* **Extracted text**:
§

Perhaps we can call this ‘slow theatre,’ as an analog to the ‘slow food’ movement. George Bernard Shaw’s epic five-act Back to Methuselah is now being concluded, a full three years after Washington Stage Guild began presenting it. Even more so than Shaw’s other works, it is a drama mainly composed of ideas, typically expressed in very long and very literate monologues and Socratic dialogues. It’s a work of highly idiosyncratic philosophy which you could just as well study on the page, although it is rather more pleasant to hear it delivered in the rich voices of the Guild’s able cast.
Under the guidance of director Bill Largess, the company divided up Shaw’s five acts, which would normally take several hours to perform, into three ‘parts.’ Their first part , presented in 2014, contained Shaw’s dramatization of the Fall from Eden, Cain’s first murder, and then leapt to the 20th century to present his core idea. There, his characters wondered whether the human race could be saved from itself (Shaw having recently witnessed World War I) by ‘going back to Methuselah.’ That is, by living much longer lives – under the theory that just as soon as humans grow mature enough to be able to run the world, they are old and soon die.
2015’s second part – comprising the third and fourth of Shaw’s acts – strode into the future to witness the first man and woman to live 300 years, having simply stopped aging upon seriously considering the notion that they could live longer. That pair’s descendants, in part four, formed a near-immortal race who lived separately from humans, offering advice but staying aloof. We were left off with those long-lived people, learning of the depravities of the short-lived world, deciding it was about time that they ran things instead.
And thus we are brought to this third presentation, Shaw’s fifth act, subtitled “As Far As Thought Can Reach.” Set in the year 31,920 AD, it gives us a look at the consequences of an uber-mature society populated by multi-centenarians who can only die from injury. We meet a cohort of full-grown ‘children’ in the first years of their long life (Brit Herring, Lynn Steinmetz, Michael Avolio, Malinda Kathleen Reese, and Frank Britton). They are tended by the ‘ancients’ (Laura Giannarelli and Vincent Clark), who mostly spend their long years wandering the wilderness, alone and without any obvious purpose. These ancients scorn the pursuits of the young, the kind of activities we take for granted as the very stuff of life: art, music, love, sex, education.

§

(Part of a data file)
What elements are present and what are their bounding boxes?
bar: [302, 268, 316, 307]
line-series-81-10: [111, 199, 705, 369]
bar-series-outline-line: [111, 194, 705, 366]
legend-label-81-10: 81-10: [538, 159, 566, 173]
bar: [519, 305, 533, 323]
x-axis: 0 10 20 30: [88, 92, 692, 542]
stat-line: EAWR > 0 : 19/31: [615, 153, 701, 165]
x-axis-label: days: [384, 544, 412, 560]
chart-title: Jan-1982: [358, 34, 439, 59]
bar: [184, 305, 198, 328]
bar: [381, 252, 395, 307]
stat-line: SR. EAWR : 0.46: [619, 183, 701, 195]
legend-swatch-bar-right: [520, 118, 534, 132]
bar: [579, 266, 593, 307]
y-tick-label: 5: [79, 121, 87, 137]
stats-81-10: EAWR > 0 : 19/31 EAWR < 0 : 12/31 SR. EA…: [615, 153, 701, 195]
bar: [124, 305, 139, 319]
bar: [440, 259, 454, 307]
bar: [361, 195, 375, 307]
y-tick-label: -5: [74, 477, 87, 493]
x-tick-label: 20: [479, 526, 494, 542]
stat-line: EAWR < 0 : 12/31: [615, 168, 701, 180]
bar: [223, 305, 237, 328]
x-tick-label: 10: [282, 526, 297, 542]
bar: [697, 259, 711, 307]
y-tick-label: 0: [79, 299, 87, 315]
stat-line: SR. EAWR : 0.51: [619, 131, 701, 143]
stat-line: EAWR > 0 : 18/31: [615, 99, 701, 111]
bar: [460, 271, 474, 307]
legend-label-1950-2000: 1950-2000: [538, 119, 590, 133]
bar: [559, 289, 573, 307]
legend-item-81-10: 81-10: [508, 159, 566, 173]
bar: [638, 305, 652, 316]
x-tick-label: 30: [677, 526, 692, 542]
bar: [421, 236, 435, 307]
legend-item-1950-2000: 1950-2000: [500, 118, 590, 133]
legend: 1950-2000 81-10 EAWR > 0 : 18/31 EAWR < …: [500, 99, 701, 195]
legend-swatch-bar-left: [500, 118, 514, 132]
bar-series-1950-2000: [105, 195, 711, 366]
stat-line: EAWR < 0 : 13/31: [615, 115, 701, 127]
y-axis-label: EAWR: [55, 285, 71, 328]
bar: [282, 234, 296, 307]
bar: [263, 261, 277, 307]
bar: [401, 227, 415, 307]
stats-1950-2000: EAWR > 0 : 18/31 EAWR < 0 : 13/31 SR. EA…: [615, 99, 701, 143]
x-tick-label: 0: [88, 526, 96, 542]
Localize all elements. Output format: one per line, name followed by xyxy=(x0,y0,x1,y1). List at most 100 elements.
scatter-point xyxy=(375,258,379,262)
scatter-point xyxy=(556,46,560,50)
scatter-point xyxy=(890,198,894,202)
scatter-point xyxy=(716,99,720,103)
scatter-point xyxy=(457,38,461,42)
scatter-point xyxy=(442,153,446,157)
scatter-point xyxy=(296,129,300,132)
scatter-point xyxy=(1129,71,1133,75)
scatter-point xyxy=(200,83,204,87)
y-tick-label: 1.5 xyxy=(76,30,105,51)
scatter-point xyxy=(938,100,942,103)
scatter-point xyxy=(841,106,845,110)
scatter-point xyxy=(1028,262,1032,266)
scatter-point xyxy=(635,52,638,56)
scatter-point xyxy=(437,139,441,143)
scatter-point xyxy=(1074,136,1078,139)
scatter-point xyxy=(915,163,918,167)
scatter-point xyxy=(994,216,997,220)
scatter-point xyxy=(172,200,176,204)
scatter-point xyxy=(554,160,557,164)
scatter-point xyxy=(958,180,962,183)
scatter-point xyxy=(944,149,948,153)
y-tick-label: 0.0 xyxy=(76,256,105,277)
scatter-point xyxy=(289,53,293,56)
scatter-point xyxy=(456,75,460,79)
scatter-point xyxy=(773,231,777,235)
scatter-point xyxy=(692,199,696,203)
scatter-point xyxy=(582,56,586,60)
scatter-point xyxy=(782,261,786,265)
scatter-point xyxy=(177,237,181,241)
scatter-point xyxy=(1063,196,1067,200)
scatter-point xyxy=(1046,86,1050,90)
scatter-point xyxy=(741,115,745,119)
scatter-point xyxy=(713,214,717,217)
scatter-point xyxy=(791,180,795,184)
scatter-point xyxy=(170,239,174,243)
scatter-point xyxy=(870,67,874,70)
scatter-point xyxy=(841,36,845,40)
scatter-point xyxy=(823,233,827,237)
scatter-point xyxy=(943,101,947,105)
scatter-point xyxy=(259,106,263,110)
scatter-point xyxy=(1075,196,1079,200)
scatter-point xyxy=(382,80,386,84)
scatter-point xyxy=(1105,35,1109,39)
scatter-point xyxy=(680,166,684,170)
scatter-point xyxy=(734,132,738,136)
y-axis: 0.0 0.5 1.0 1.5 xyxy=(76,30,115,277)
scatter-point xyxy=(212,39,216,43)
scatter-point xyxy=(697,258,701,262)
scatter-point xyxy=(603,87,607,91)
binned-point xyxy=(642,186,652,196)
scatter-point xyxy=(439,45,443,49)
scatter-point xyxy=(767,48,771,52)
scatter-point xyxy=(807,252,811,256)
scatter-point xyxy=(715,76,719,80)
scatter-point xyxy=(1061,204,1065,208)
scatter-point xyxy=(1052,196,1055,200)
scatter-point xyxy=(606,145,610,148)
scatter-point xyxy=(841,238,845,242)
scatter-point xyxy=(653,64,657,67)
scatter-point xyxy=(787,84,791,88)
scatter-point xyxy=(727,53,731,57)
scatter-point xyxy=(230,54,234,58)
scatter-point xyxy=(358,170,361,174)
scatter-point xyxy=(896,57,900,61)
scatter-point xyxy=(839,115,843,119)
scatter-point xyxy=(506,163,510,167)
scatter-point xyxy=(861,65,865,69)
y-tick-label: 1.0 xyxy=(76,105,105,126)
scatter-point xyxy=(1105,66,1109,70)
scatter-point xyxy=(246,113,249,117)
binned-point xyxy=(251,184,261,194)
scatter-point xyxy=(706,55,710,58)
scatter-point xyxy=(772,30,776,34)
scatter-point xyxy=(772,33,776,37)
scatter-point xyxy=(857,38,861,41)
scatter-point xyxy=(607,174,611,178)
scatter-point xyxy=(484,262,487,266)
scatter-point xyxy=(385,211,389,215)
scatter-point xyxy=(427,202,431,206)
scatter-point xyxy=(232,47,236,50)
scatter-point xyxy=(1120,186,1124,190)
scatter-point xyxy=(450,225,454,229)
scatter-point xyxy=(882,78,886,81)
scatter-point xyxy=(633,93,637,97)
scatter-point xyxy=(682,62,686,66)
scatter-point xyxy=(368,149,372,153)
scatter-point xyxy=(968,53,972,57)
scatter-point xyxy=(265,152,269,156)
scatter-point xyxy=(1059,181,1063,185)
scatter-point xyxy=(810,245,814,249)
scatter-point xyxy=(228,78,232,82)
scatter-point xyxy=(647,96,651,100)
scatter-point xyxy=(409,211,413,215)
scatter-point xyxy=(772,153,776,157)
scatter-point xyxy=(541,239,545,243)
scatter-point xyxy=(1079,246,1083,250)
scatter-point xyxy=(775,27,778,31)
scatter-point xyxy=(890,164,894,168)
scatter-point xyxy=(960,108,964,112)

§

* **Exercise A**:
Copy the listing word for word, starting with its first line and ending with the line that contains "bar: [519, 305, 533, 323]", including that line.
* **Exercise B**:
Go on writing the review of Washington Stage Guild's Back to Methuselah from its last sentence.

* **Task output A**:
What elements are present and what are their bounding boxes?
bar: [302, 268, 316, 307]
line-series-81-10: [111, 199, 705, 369]
bar-series-outline-line: [111, 194, 705, 366]
legend-label-81-10: 81-10: [538, 159, 566, 173]
bar: [519, 305, 533, 323]

* **Task output B**:
The plot, such as it is, only consists of a couple of episodes: a young person realizing they are ready to leave behind their childhood and live like an ancient, a ‘newborn’ adult hatching from an egg, and a scientist named Pygmalion (Britton) re-creating two primitive humans (Steinmetz and Conrad Feininger) in a lab. These all provide Shaw with the opportunity to delve deeply into the ultimate questions of life, the universe, and everything.
As compared to the previous two installments, this one is drier and less willfully absurd. The situations presented are no less silly on the surface than the first part’s wacky politicians or the second part’s British stereotypes. However, something of the satirical edge is now missing, as the themes veer into territory somewhere between Buddhism, existentialism, and nihilism. The stage-essays are enlivened by the cast as much as possible – Britton and Giannarelli in particular deserve credit for bringing a sense of character to their spoken treatises. But the result is still less weirdly enthralling than the previous episodes.
Want to go?
Back to Methuselah, Part 3
closes April 16, 2017
Details and tickets
This is disappointing – anyone who didn’t see the previous parts might feel disinclined to jump in now. No knowledge of the previous plots is necessary – a video refresher is at the start of the show – and the idea of a future world of undying people is interesting enough without knowing how we arrived there. That said, anyone considering seeing this production might be well-served, time permitting, in first catching the Guild’s staged readings of part 1 and part 2, on March 29 and April 5, respectively.
The questions put forth here, of leadership and the best way to get the human race to grow up already, are terribly relevant in our political climate. The company’s clean and delicately-designed production intelligently avoids easy answers. It merely gives us piles and piles of considerations. It’s like being presented a table full of raw ingredients, and left to make the meals that we choose from it step by careful step. If everything else in our theatrical and entertainment landscape tends towards prepared desserts and spicy, flashy gourmet platters, this is as far away from that – as slow and as demanding – as one can get.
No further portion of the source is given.